Do this: Gather up every line from the entries below that uses the word "наружного".
_ _ _
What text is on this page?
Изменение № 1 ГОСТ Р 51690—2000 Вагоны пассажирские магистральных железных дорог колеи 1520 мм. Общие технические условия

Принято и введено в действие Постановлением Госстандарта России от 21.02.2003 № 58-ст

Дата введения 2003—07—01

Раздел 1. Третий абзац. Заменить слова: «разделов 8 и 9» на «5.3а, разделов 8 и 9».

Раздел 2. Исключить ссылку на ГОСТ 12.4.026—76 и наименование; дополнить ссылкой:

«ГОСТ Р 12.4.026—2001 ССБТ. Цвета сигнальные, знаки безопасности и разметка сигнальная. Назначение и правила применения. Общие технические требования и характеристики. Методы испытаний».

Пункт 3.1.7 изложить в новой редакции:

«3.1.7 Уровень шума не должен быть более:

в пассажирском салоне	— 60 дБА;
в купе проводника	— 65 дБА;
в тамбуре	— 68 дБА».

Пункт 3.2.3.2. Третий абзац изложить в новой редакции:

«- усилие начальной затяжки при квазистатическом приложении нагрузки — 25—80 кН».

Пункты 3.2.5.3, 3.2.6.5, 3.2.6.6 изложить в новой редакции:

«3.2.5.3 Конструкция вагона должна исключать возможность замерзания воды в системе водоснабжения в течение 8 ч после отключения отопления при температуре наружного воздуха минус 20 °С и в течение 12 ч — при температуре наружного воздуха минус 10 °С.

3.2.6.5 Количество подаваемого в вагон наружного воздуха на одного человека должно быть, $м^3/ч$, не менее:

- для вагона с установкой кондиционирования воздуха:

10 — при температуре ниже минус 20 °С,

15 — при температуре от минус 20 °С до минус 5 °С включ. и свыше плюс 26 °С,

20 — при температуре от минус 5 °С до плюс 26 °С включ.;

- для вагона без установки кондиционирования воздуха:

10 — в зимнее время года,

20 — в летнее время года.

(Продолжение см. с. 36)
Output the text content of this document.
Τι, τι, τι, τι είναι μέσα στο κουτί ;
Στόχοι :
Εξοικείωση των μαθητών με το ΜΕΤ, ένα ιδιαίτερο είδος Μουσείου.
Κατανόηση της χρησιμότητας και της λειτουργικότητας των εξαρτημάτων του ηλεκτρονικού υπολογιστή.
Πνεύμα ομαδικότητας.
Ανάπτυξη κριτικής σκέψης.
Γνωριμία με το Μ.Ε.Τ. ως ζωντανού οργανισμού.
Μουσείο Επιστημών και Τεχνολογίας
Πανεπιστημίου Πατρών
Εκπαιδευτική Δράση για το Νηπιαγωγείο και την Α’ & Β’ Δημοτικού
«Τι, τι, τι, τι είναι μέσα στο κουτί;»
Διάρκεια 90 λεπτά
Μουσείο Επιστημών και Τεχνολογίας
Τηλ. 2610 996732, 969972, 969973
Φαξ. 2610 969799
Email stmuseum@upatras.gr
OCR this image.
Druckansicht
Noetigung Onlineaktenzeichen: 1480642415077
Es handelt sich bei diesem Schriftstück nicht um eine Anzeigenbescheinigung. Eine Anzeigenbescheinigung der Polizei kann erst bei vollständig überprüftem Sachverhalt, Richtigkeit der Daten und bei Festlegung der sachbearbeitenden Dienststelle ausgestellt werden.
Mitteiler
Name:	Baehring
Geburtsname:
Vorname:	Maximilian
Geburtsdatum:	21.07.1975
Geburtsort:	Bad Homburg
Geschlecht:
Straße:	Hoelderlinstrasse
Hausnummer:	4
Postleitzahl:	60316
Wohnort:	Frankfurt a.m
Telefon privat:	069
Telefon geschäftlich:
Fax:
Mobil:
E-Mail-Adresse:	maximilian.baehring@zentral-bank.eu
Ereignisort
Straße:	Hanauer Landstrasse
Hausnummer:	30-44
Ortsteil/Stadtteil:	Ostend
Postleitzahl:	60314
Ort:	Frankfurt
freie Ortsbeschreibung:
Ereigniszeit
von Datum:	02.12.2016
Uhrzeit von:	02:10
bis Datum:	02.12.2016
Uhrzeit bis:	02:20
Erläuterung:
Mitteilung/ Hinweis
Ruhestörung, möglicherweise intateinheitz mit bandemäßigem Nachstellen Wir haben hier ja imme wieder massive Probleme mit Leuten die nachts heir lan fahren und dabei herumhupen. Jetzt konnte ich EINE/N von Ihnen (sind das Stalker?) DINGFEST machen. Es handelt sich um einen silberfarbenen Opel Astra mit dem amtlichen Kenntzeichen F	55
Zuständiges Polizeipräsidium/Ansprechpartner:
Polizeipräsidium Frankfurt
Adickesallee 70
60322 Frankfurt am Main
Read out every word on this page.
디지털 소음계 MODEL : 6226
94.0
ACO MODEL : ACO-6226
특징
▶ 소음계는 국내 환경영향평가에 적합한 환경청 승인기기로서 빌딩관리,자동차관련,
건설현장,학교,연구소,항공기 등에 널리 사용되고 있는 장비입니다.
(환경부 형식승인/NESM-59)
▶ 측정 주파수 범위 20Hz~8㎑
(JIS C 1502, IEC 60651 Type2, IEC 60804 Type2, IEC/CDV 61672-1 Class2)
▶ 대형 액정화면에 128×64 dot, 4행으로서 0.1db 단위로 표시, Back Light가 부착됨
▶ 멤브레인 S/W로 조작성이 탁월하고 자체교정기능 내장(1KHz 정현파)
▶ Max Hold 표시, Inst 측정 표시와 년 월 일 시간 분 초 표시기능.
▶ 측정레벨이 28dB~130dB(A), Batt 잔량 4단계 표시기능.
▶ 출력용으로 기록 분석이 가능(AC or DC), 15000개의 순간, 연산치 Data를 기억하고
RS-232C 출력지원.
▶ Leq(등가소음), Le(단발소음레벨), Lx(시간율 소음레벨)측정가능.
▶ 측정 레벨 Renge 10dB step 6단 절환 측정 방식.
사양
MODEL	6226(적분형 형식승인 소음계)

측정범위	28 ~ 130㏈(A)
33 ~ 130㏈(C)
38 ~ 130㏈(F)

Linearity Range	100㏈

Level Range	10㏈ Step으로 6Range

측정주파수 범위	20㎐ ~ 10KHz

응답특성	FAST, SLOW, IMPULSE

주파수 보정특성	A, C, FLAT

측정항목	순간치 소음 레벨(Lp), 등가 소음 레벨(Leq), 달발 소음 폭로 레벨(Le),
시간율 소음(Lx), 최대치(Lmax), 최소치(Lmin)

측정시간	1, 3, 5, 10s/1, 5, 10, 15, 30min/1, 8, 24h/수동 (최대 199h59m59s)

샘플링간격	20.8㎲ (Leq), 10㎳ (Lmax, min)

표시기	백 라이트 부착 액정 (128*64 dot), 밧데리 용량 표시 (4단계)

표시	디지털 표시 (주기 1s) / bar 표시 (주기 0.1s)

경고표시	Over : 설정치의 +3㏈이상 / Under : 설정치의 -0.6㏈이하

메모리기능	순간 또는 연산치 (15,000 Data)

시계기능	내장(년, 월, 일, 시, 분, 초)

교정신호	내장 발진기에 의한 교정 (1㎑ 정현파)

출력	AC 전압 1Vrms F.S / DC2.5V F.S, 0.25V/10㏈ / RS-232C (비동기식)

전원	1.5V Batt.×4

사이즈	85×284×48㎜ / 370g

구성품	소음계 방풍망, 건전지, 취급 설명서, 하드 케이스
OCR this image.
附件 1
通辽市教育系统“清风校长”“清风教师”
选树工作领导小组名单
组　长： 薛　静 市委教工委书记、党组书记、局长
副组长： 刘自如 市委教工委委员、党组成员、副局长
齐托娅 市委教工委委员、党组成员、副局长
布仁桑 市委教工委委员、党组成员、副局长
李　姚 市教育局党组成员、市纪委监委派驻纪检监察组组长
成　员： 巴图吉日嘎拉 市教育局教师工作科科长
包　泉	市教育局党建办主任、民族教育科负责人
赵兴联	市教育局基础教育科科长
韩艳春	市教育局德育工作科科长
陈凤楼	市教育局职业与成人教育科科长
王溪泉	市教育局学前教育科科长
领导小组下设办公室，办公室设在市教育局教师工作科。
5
_ _ _
Exercise answer:
«3.2.5.3 Конструкция вагона должна исключать возможность замерзания воды в системе водоснабжения в течение 8 ч после отключения отопления при температуре наружного воздуха минус 20 °С и в течение 12 ч — при температуре наружного воздуха минус 10 °С.
3.2.6.5 Количество подаваемого в вагон наружного воздуха на одного человека должно быть, $м^3/ч$, не менее:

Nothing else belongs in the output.